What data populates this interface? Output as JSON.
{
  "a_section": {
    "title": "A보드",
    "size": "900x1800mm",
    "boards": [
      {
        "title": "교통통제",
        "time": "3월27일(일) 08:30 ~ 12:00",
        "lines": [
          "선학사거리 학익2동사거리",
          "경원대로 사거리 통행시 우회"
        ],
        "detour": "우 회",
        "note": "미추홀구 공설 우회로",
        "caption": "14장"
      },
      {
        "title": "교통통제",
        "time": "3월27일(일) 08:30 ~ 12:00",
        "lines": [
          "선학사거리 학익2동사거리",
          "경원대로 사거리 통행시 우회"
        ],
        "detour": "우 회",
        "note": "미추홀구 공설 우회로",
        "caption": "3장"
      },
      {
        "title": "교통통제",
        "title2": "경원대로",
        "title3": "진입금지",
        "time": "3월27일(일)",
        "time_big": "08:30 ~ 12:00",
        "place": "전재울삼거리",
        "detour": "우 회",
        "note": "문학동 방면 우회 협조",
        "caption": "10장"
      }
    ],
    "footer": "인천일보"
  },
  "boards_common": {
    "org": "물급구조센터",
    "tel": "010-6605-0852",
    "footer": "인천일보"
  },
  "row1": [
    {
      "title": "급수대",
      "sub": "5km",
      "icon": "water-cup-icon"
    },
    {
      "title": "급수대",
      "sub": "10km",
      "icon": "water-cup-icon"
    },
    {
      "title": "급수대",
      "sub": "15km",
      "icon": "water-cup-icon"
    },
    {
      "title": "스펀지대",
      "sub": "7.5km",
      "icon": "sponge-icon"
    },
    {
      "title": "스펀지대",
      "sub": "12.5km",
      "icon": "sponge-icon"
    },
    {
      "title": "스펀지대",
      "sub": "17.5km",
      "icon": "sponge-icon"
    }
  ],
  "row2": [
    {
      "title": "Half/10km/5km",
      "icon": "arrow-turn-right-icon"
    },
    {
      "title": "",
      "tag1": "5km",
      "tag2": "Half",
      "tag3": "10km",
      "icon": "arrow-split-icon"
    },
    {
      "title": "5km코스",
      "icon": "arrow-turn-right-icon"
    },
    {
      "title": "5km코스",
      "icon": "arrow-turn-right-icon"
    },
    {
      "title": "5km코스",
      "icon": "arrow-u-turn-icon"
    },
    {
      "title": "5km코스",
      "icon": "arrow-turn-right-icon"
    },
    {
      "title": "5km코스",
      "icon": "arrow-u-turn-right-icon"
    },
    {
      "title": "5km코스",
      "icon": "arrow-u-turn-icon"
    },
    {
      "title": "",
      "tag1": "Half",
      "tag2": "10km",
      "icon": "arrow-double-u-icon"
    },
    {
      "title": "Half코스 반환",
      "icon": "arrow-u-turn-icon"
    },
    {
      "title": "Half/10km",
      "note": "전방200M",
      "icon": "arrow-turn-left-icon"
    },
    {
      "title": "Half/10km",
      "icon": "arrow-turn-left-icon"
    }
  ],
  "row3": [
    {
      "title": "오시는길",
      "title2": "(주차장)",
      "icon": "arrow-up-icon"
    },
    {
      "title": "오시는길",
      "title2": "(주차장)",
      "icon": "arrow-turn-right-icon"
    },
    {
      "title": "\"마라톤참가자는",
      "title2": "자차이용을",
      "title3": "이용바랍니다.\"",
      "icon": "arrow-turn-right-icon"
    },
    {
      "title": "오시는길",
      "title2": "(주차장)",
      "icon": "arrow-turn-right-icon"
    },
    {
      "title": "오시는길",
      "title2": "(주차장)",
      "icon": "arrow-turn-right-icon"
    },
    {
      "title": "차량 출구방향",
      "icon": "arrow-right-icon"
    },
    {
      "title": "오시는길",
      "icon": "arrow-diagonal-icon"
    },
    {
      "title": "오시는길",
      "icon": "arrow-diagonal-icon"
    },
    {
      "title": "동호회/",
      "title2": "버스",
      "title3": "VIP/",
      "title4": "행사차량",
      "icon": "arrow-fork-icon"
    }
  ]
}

> WHAT THE EXERCISE ASKS
Take the listing above and set it down exactly.

> OUTPUT FOR THIS TASK
What data populates this interface? Output as JSON.
{
  "a_section": {
    "title": "A보드",
    "size": "900x1800mm",
    "boards": [
      {
        "title": "교통통제",
        "time": "3월27일(일) 08:30 ~ 12:00",
        "lines": [
          "선학사거리 학익2동사거리",
          "경원대로 사거리 통행시 우회"
        ],
        "detour": "우 회",
        "note": "미추홀구 공설 우회로",
        "caption": "14장"
      },
      {
        "title": "교통통제",
        "time": "3월27일(일) 08:30 ~ 12:00",
        "lines": [
          "선학사거리 학익2동사거리",
          "경원대로 사거리 통행시 우회"
        ],
        "detour": "우 회",
        "note": "미추홀구 공설 우회로",
        "caption": "3장"
      },
      {
        "title": "교통통제",
        "title2": "경원대로",
        "title3": "진입금지",
        "time": "3월27일(일)",
        "time_big": "08:30 ~ 12:00",
        "place": "전재울삼거리",
        "detour": "우 회",
        "note": "문학동 방면 우회 협조",
        "caption": "10장"
      }
    ],
    "footer": "인천일보"
  },
  "boards_common": {
    "org": "물급구조센터",
    "tel": "010-6605-0852",
    "footer": "인천일보"
  },
  "row1": [
    {
      "title": "급수대",
      "sub": "5km",
      "icon": "water-cup-icon"
    },
    {
      "title": "급수대",
      "sub": "10km",
      "icon": "water-cup-icon"
    },
    {
      "title": "급수대",
      "sub": "15km",
      "icon": "water-cup-icon"
    },
    {
      "title": "스펀지대",
      "sub": "7.5km",
      "icon": "sponge-icon"
    },
    {
      "title": "스펀지대",
      "sub": "12.5km",
      "icon": "sponge-icon"
    },
    {
      "title": "스펀지대",
      "sub": "17.5km",
      "icon": "sponge-icon"
    }
  ],
  "row2": [
    {
      "title": "Half/10km/5km",
      "icon": "arrow-turn-right-icon"
    },
    {
      "title": "",
      "tag1": "5km",
      "tag2": "Half",
      "tag3": "10km",
      "icon": "arrow-split-icon"
    },
    {
      "title": "5km코스",
      "icon": "arrow-turn-right-icon"
    },
    {
      "title": "5km코스",
      "icon": "arrow-turn-right-icon"
    },
    {
      "title": "5km코스",
      "icon": "arrow-u-turn-icon"
    },
    {
      "title": "5km코스",
      "icon": "arrow-turn-right-icon"
    },
    {
      "title": "5km코스",
      "icon": "arrow-u-turn-right-icon"
    },
    {
      "title": "5km코스",
      "icon": "arrow-u-turn-icon"
    },
    {
      "title": "",
      "tag1": "Half",
      "tag2": "10km",
      "icon": "arrow-double-u-icon"
    },
    {
      "title": "Half코스 반환",
      "icon": "arrow-u-turn-icon"
    },
    {
      "title": "Half/10km",
      "note": "전방200M",
      "icon": "arrow-turn-left-icon"
    },
    {
      "title": "Half/10km",
      "icon": "arrow-turn-left-icon"
    }
  ],
  "row3": [
    {
      "title": "오시는길",
      "title2": "(주차장)",
      "icon": "arrow-up-icon"
    },
    {
      "title": "오시는길",
      "title2": "(주차장)",
      "icon": "arrow-turn-right-icon"
    },
    {
      "title": "\"마라톤참가자는",
      "title2": "자차이용을",
      "title3": "이용바랍니다.\"",
      "icon": "arrow-turn-right-icon"
    },
    {
      "title": "오시는길",
      "title2": "(주차장)",
      "icon": "arrow-turn-right-icon"
    },
    {
      "title": "오시는길",
      "title2": "(주차장)",
      "icon": "arrow-turn-right-icon"
    },
    {
      "title": "차량 출구방향",
      "icon": "arrow-right-icon"
    },
    {
      "title": "오시는길",
      "icon": "arrow-diagonal-icon"
    },
    {
      "title": "오시는길",
      "icon": "arrow-diagonal-icon"
    },
    {
      "title": "동호회/",
      "title2": "버스",
      "title3": "VIP/",
      "title4": "행사차량",
      "icon": "arrow-fork-icon"
    }
  ]
}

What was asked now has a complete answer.